WHAT YOU WILL DO
Gather each line containing the string "Theymes" from these entries.

INPUT MATERIAL
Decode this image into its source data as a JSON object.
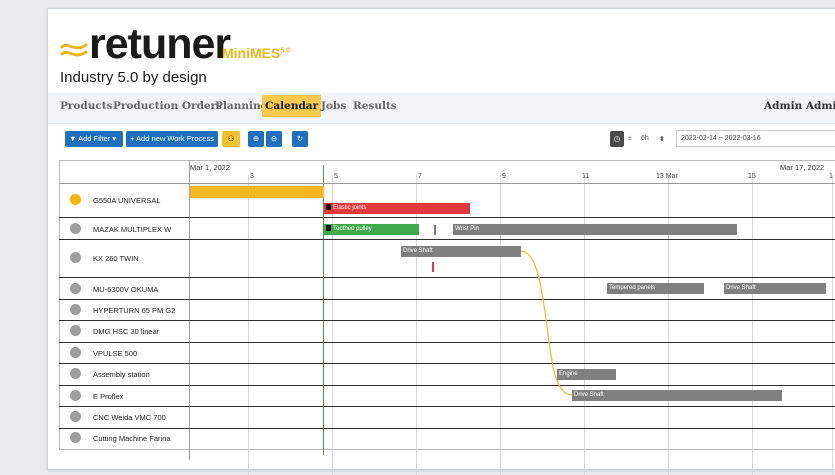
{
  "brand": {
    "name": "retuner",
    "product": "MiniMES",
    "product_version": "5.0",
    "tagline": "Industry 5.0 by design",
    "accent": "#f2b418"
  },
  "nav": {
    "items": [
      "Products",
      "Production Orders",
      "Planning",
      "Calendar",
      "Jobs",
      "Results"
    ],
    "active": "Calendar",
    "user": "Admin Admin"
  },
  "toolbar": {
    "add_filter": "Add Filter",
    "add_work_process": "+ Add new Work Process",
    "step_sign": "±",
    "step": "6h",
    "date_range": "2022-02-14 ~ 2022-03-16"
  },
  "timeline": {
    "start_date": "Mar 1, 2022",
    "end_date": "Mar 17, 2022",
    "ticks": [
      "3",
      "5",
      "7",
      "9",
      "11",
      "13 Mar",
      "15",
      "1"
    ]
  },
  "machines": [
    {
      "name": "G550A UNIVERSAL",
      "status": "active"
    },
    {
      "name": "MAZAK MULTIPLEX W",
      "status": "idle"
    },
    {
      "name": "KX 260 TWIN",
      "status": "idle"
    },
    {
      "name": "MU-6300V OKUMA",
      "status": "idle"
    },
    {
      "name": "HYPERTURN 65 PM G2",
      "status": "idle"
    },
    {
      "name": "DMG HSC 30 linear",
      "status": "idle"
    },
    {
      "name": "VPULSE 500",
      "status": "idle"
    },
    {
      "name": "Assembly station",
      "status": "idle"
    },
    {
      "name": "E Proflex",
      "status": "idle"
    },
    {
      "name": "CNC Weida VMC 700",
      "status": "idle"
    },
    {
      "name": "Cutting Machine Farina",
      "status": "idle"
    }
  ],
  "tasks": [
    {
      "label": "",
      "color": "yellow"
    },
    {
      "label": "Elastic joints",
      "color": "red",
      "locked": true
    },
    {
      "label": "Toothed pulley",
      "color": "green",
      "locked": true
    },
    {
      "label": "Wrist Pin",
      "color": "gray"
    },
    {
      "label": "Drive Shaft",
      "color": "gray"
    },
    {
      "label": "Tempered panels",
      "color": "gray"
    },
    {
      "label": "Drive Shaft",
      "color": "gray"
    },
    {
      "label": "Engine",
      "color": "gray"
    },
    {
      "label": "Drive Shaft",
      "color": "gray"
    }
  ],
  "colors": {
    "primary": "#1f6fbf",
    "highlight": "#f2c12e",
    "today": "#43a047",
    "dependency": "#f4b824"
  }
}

...

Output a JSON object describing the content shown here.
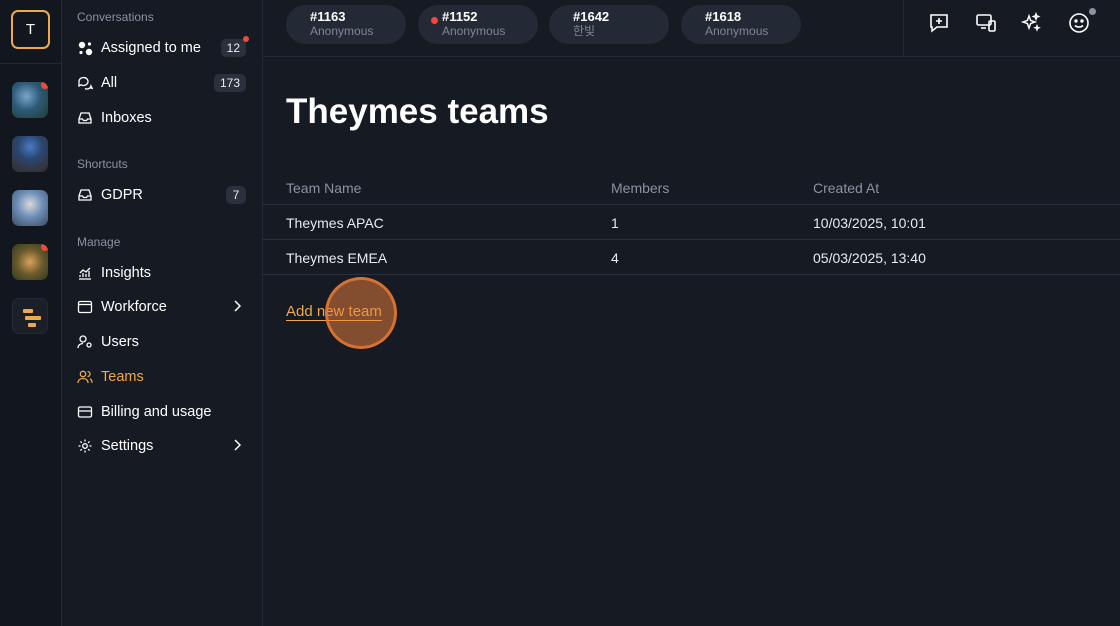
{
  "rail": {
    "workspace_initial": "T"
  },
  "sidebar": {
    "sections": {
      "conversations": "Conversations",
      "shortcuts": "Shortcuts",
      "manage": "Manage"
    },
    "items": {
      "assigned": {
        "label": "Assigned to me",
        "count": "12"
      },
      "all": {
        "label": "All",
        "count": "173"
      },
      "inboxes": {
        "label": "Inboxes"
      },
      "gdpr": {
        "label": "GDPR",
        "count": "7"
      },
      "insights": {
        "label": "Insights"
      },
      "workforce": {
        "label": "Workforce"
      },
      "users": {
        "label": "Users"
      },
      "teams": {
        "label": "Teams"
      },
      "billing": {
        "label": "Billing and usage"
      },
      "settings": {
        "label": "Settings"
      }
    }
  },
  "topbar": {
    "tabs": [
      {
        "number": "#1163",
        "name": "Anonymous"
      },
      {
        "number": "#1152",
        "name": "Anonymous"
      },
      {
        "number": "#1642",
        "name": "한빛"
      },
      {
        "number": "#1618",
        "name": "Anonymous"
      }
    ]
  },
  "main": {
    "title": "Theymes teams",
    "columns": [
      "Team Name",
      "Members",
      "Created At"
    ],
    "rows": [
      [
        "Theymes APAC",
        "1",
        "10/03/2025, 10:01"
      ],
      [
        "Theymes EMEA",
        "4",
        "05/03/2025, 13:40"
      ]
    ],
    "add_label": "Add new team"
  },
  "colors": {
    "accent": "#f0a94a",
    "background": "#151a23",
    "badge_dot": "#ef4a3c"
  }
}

FULL RESPONSE
    "title": "Theymes teams",
        "Theymes APAC",
        "Theymes EMEA",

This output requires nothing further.